■ **Task directions**
Copy out in full each line in the items below that contains the string "love". The match is case-sensitive.

::: Extracted entries

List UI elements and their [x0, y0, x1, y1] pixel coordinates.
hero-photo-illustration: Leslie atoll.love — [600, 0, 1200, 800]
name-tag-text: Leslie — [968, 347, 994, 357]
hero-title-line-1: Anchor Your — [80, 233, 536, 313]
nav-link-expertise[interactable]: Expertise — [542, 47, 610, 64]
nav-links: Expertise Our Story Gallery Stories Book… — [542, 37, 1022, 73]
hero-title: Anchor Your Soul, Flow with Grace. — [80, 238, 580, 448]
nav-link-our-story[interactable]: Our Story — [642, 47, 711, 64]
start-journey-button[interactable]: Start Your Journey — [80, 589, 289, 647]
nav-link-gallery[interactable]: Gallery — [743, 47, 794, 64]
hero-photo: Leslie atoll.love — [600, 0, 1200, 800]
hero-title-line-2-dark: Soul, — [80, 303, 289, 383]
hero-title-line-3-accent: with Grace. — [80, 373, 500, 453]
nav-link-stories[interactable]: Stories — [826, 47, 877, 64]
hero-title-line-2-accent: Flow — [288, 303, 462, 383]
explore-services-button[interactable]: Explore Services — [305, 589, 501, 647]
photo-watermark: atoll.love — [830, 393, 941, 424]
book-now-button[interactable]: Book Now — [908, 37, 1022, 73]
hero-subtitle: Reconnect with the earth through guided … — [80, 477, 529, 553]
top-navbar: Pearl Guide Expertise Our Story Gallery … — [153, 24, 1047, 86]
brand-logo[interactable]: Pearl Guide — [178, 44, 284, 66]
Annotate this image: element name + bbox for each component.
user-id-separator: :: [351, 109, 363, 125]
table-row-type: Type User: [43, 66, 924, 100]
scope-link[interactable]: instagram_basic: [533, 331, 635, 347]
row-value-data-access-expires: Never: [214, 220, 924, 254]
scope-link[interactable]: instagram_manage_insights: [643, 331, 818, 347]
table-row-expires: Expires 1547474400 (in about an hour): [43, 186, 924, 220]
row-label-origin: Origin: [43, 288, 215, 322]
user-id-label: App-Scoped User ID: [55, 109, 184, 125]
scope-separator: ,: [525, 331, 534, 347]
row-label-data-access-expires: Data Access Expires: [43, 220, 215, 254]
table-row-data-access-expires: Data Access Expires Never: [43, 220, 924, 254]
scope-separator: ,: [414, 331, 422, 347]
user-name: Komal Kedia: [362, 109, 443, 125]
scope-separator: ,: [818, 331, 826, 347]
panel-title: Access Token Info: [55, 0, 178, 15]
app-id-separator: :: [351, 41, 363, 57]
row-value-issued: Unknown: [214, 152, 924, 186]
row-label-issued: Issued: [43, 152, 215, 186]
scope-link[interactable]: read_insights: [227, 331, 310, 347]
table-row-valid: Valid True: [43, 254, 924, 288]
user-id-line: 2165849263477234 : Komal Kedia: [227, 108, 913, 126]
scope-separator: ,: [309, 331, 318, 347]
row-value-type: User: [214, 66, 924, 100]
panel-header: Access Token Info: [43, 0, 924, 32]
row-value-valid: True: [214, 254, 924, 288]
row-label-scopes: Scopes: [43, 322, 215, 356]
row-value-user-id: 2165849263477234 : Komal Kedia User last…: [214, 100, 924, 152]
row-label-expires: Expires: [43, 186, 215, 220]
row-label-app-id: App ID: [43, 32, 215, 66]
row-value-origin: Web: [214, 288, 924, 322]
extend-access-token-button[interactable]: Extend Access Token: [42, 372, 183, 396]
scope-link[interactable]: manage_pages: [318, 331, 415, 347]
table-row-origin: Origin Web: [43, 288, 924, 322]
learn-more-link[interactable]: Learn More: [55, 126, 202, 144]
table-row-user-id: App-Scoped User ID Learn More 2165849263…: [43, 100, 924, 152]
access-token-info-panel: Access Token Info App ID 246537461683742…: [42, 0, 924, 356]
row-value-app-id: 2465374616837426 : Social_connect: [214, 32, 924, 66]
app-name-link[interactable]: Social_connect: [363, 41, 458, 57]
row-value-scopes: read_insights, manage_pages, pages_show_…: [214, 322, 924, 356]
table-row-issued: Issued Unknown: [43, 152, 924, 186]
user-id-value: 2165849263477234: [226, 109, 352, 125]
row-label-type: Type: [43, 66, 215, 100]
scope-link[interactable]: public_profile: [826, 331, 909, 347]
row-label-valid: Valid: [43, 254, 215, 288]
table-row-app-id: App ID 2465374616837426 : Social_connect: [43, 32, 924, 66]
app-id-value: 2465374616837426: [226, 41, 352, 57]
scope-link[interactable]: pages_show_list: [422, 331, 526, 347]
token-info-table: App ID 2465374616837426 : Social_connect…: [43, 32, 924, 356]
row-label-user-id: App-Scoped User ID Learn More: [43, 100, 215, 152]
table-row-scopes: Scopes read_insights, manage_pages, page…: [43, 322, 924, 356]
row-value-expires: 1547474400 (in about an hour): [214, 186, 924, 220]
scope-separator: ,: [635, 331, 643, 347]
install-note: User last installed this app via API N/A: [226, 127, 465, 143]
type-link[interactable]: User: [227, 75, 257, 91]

::::::

■ **The solution**
hero-photo-illustration: Leslie atoll.love — [600, 0, 1200, 800]
hero-photo: Leslie atoll.love — [600, 0, 1200, 800]
photo-watermark: atoll.love — [830, 393, 941, 424]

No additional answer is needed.